─── Provided records ───

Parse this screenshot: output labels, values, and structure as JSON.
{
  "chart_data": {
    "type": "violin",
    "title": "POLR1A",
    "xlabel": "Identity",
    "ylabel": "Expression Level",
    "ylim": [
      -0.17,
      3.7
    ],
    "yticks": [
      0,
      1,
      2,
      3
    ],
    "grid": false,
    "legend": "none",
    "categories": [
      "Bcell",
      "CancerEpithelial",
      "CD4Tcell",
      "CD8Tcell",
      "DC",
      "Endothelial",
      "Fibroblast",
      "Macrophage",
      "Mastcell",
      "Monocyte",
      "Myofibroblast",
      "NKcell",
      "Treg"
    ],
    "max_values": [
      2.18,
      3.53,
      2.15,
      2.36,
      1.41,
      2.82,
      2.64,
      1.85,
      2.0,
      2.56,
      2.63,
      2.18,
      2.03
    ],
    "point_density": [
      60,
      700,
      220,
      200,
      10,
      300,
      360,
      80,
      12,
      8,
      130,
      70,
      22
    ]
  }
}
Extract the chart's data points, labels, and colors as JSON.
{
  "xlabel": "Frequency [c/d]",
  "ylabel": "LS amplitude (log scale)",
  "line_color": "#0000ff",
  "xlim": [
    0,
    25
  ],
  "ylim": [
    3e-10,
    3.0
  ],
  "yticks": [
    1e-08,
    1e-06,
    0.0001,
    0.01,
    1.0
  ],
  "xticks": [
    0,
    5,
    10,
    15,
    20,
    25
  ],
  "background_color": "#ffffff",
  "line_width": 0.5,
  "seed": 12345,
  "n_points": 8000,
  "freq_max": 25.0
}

───
─── Provided records ───

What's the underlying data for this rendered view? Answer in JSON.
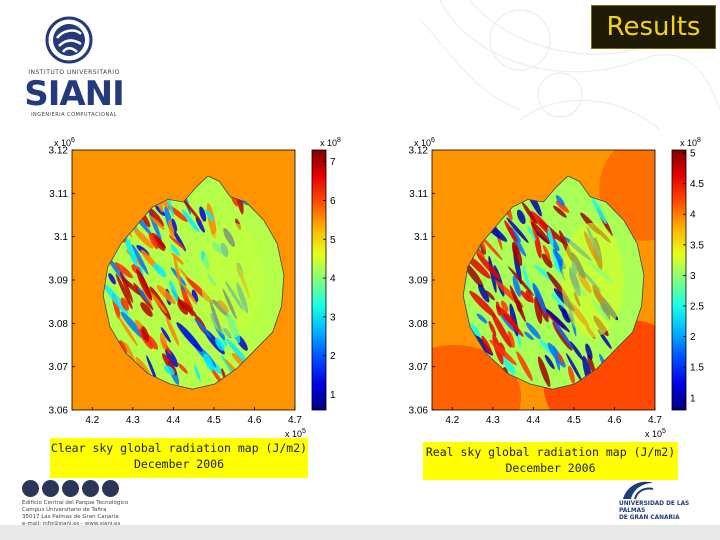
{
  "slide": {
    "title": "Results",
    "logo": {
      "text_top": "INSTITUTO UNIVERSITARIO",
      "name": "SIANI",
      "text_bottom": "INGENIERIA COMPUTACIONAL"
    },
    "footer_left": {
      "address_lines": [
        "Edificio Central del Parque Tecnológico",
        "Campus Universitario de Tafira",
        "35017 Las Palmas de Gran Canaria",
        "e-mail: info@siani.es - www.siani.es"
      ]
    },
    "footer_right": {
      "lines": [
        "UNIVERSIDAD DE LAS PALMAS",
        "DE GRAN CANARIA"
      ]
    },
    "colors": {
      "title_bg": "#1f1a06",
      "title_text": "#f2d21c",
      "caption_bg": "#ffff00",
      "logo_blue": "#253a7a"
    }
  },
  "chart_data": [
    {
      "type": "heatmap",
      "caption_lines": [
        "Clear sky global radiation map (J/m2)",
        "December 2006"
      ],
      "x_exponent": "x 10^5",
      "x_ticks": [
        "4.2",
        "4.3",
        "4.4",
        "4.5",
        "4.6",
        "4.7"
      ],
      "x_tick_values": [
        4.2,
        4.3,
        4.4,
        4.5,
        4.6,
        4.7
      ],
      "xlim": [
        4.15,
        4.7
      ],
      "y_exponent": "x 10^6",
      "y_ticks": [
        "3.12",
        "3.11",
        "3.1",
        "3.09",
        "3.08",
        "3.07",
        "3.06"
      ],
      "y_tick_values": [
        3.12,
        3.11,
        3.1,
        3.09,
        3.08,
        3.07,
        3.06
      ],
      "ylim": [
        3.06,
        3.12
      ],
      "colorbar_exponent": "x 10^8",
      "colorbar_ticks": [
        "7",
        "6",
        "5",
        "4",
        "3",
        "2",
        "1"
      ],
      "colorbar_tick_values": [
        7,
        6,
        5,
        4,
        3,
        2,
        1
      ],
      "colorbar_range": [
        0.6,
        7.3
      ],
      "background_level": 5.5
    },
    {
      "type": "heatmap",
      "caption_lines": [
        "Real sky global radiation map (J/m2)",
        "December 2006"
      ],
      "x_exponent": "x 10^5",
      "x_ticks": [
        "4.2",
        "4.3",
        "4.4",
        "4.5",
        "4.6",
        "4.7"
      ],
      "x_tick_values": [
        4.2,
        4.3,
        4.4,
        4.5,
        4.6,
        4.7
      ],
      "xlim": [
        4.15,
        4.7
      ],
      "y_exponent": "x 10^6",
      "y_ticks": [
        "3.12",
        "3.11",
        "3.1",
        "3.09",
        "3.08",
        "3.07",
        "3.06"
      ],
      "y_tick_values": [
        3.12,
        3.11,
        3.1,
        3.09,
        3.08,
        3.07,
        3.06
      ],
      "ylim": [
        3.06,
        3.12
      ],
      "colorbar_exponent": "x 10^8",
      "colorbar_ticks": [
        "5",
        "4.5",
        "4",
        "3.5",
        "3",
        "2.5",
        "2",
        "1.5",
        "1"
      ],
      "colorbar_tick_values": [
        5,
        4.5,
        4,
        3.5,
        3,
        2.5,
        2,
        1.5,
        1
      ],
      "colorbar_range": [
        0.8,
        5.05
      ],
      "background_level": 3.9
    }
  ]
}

───

• [Do this] Note each line of the entries that has "colors" in it, and copy those lines.

• [Response]
Extract the chart's data points, labels, and colors as JSON.
    "colors": {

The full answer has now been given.